What you are asked to do:
Write the material out again, line by line, exactly as it is.
#####
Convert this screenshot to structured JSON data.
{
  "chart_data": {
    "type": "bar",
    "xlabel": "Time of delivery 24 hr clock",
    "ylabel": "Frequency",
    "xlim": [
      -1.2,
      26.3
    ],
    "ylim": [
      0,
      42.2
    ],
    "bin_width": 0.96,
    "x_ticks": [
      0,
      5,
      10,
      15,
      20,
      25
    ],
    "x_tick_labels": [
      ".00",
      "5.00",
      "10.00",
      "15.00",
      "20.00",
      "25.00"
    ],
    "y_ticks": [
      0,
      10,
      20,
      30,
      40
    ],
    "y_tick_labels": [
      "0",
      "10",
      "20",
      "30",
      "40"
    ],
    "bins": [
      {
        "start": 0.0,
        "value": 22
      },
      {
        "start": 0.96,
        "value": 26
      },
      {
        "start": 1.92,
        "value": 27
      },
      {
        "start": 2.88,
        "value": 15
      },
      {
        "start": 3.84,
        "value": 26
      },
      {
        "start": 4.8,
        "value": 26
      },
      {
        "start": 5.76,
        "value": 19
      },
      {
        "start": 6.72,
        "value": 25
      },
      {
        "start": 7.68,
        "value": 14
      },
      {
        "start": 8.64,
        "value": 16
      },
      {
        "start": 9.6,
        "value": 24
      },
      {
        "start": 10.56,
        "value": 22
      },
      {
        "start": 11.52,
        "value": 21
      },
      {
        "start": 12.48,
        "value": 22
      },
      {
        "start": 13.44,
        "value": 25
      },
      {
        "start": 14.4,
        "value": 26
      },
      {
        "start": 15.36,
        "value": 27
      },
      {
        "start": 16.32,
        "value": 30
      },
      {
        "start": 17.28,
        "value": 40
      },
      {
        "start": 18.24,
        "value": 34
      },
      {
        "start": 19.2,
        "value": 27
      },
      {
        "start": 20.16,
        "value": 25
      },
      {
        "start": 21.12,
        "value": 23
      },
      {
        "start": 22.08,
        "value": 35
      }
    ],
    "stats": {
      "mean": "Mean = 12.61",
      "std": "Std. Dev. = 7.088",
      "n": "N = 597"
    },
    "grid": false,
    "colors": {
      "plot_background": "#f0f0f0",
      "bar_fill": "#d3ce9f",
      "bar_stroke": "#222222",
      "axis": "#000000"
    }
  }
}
#####
Written answer:
Convert this screenshot to structured JSON data.
{
  "chart_data": {
    "type": "bar",
    "xlabel": "Time of delivery 24 hr clock",
    "ylabel": "Frequency",
    "xlim": [
      -1.2,
      26.3
    ],
    "ylim": [
      0,
      42.2
    ],
    "bin_width": 0.96,
    "x_ticks": [
      0,
      5,
      10,
      15,
      20,
      25
    ],
    "x_tick_labels": [
      ".00",
      "5.00",
      "10.00",
      "15.00",
      "20.00",
      "25.00"
    ],
    "y_ticks": [
      0,
      10,
      20,
      30,
      40
    ],
    "y_tick_labels": [
      "0",
      "10",
      "20",
      "30",
      "40"
    ],
    "bins": [
      {
        "start": 0.0,
        "value": 22
      },
      {
        "start": 0.96,
        "value": 26
      },
      {
        "start": 1.92,
        "value": 27
      },
      {
        "start": 2.88,
        "value": 15
      },
      {
        "start": 3.84,
        "value": 26
      },
      {
        "start": 4.8,
        "value": 26
      },
      {
        "start": 5.76,
        "value": 19
      },
      {
        "start": 6.72,
        "value": 25
      },
      {
        "start": 7.68,
        "value": 14
      },
      {
        "start": 8.64,
        "value": 16
      },
      {
        "start": 9.6,
        "value": 24
      },
      {
        "start": 10.56,
        "value": 22
      },
      {
        "start": 11.52,
        "value": 21
      },
      {
        "start": 12.48,
        "value": 22
      },
      {
        "start": 13.44,
        "value": 25
      },
      {
        "start": 14.4,
        "value": 26
      },
      {
        "start": 15.36,
        "value": 27
      },
      {
        "start": 16.32,
        "value": 30
      },
      {
        "start": 17.28,
        "value": 40
      },
      {
        "start": 18.24,
        "value": 34
      },
      {
        "start": 19.2,
        "value": 27
      },
      {
        "start": 20.16,
        "value": 25
      },
      {
        "start": 21.12,
        "value": 23
      },
      {
        "start": 22.08,
        "value": 35
      }
    ],
    "stats": {
      "mean": "Mean = 12.61",
      "std": "Std. Dev. = 7.088",
      "n": "N = 597"
    },
    "grid": false,
    "colors": {
      "plot_background": "#f0f0f0",
      "bar_fill": "#d3ce9f",
      "bar_stroke": "#222222",
      "axis": "#000000"
    }
  }
}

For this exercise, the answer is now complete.